The exercise – Copy the listing below in full and skip every picture.
━━ Data for this task ━━
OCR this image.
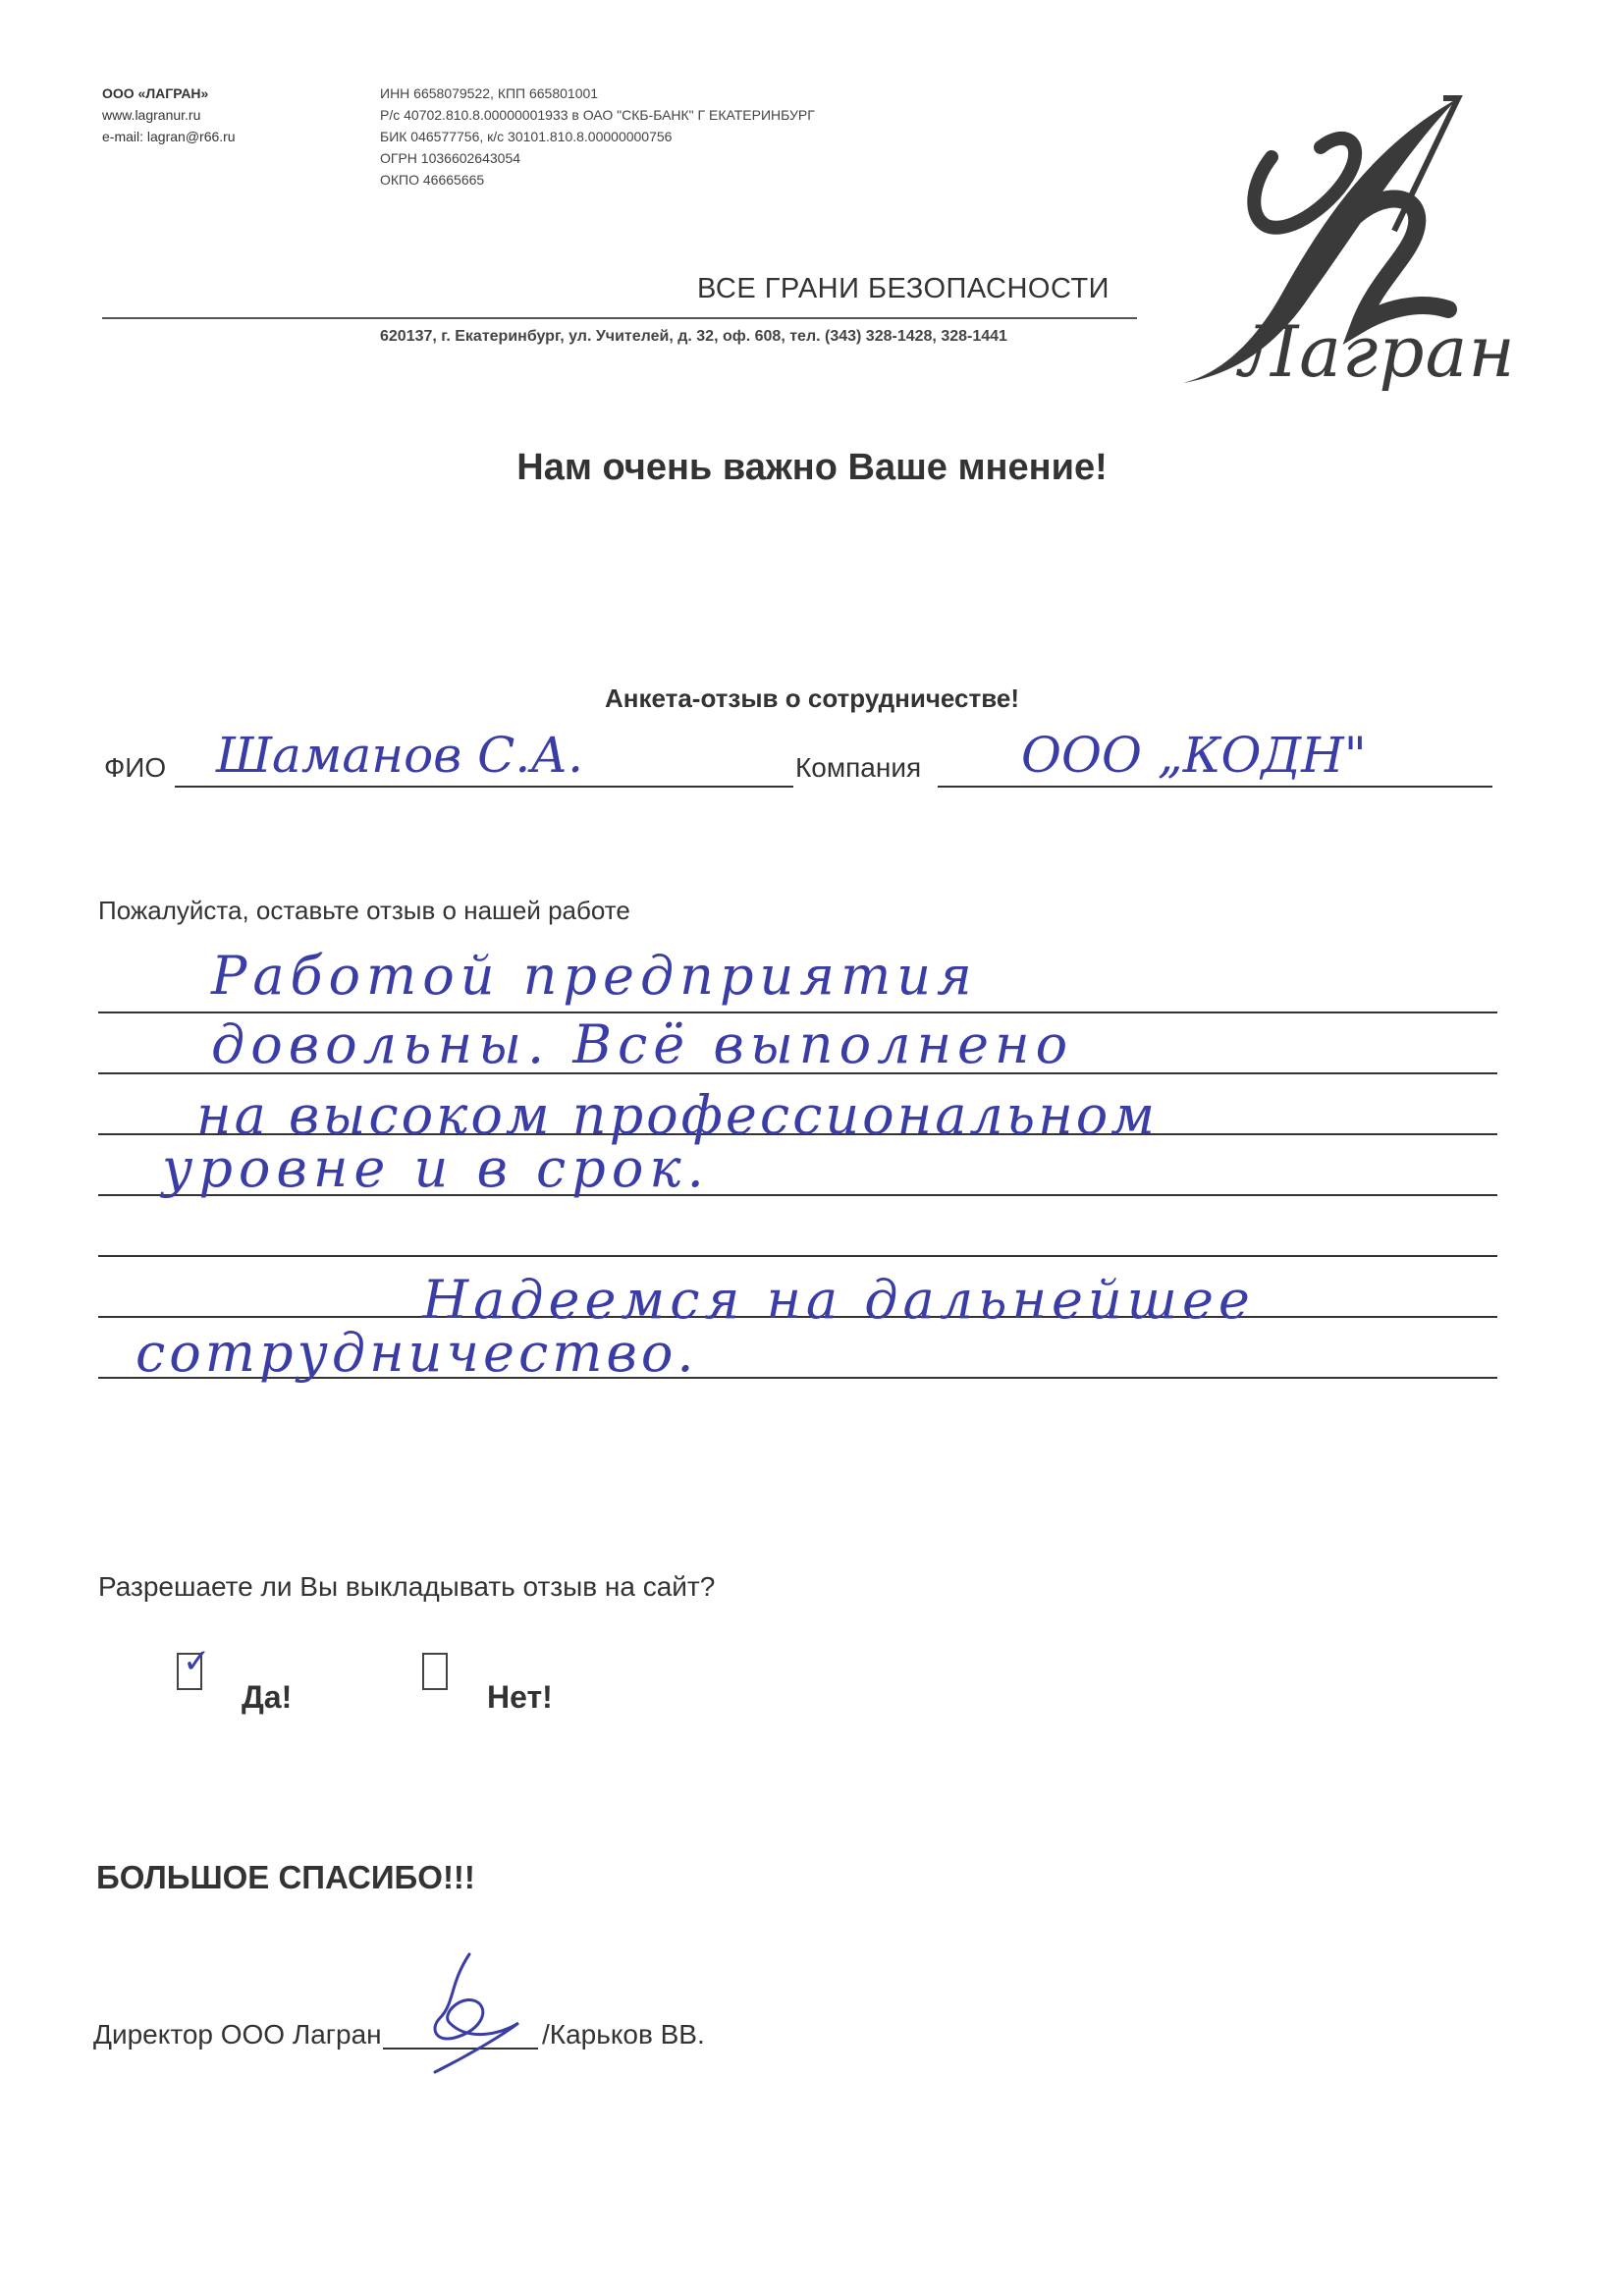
ООО «ЛАГРАН»
www.lagranur.ru
e-mail: lagran@r66.ru
ИНН 6658079522, КПП 665801001
Р/с 40702.810.8.00000001933 в ОАО "СКБ-БАНК" Г ЕКАТЕРИНБУРГ
БИК 046577756, к/с 30101.810.8.00000000756
ОГРН 1036602643054
ОКПО 46665665
ВСЕ ГРАНИ БЕЗОПАСНОСТИ
620137, г. Екатеринбург, ул. Учителей, д. 32, оф. 608, тел. (343) 328-1428, 328-1441	Лагран
Нам очень важно Ваше мнение!
Анкета-отзыв о сотрудничестве!
ФИО Шаманов С.А.	Компания ООО „КОДН"
Пожалуйста, оставьте отзыв о нашей работе
Работой предприятия
довольны. Всё выполнено
на высоком профессиональном
уровне и в срок.
Надеемся на дальнейшее
сотрудничество.
Разрешаете ли Вы выкладывать отзыв на сайт?
✓
Да!	Нет!
БОЛЬШОЕ СПАСИБО!!!
Директор ООО Лагран	/Карьков ВВ.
━━━
Solution –
OCR this image.
ООО «ЛАГРАН»
www.lagranur.ru
e-mail: lagran@r66.ru
ИНН 6658079522, КПП 665801001
Р/с 40702.810.8.00000001933 в ОАО "СКБ-БАНК" Г ЕКАТЕРИНБУРГ
БИК 046577756, к/с 30101.810.8.00000000756
ОГРН 1036602643054
ОКПО 46665665
ВСЕ ГРАНИ БЕЗОПАСНОСТИ
620137, г. Екатеринбург, ул. Учителей, д. 32, оф. 608, тел. (343) 328-1428, 328-1441	Лагран
Нам очень важно Ваше мнение!
Анкета-отзыв о сотрудничестве!
ФИО Шаманов С.А.	Компания ООО „КОДН"
Пожалуйста, оставьте отзыв о нашей работе
Работой предприятия
довольны. Всё выполнено
на высоком профессиональном
уровне и в срок.
Надеемся на дальнейшее
сотрудничество.
Разрешаете ли Вы выкладывать отзыв на сайт?
✓
Да!	Нет!
БОЛЬШОЕ СПАСИБО!!!
Директор ООО Лагран	/Карьков ВВ.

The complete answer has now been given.